# [Exercise objective]
Using the data below, copy every line that contains the word "Name".

# [Source records]
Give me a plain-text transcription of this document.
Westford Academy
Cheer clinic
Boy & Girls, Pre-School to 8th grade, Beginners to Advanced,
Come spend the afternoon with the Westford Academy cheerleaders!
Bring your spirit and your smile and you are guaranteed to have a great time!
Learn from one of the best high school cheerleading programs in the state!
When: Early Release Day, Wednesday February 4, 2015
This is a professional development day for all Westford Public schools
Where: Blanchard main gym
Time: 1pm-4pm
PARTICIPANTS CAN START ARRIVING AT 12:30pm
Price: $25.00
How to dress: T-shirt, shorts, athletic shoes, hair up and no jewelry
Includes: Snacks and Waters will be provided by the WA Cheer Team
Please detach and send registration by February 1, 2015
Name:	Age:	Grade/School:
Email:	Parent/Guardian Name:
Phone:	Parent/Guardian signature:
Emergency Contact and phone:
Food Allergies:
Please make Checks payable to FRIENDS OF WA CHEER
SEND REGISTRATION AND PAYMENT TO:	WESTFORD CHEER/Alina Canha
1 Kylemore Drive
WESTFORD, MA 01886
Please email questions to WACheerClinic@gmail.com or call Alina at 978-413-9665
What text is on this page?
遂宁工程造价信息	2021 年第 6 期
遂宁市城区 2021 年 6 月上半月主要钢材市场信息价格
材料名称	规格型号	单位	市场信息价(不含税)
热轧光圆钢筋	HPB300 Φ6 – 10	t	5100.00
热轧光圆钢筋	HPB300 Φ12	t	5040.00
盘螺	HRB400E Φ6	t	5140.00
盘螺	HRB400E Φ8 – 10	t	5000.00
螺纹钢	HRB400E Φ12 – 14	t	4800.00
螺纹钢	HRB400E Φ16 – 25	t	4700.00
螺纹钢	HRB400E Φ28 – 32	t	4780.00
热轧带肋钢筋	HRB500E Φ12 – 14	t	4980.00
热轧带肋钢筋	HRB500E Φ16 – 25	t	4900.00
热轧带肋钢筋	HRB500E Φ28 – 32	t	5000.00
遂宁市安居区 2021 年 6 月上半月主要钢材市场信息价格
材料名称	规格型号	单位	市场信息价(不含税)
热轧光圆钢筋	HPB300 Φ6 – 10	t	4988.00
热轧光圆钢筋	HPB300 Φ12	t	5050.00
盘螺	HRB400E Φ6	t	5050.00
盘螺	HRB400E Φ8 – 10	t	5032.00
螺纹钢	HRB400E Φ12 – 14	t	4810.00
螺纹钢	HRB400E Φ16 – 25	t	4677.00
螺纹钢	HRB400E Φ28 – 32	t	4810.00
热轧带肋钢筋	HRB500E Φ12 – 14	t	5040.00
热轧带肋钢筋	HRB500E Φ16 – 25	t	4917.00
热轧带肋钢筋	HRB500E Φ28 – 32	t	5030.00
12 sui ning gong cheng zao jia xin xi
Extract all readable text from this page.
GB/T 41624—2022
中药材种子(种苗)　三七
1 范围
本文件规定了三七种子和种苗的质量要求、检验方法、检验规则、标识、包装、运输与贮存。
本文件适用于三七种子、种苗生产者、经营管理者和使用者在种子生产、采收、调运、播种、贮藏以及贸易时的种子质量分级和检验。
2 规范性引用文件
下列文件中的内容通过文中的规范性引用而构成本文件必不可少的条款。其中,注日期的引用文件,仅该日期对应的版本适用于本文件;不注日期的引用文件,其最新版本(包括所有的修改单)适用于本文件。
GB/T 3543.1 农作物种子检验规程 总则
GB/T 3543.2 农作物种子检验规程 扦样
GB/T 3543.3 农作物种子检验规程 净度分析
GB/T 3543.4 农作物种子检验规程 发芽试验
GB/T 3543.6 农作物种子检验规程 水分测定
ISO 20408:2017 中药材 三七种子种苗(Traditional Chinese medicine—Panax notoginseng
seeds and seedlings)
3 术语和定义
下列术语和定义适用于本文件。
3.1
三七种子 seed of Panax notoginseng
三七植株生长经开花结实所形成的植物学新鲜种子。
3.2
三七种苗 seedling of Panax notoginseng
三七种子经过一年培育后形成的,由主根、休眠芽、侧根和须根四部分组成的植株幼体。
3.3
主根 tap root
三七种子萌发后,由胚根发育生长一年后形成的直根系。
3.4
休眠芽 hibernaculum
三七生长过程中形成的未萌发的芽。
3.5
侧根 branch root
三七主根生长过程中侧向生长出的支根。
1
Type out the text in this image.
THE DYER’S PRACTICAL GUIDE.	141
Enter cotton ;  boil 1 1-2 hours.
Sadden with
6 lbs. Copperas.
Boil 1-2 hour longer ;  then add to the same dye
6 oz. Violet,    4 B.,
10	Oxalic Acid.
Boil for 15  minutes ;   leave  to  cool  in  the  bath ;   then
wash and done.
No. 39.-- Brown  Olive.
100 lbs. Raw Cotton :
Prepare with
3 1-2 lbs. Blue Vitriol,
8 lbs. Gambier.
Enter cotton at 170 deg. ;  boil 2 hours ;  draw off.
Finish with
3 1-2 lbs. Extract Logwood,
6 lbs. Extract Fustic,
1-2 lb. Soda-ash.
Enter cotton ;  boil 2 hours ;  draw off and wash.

# [Task output]
Name:	Age:	Grade/School:
Email:	Parent/Guardian Name:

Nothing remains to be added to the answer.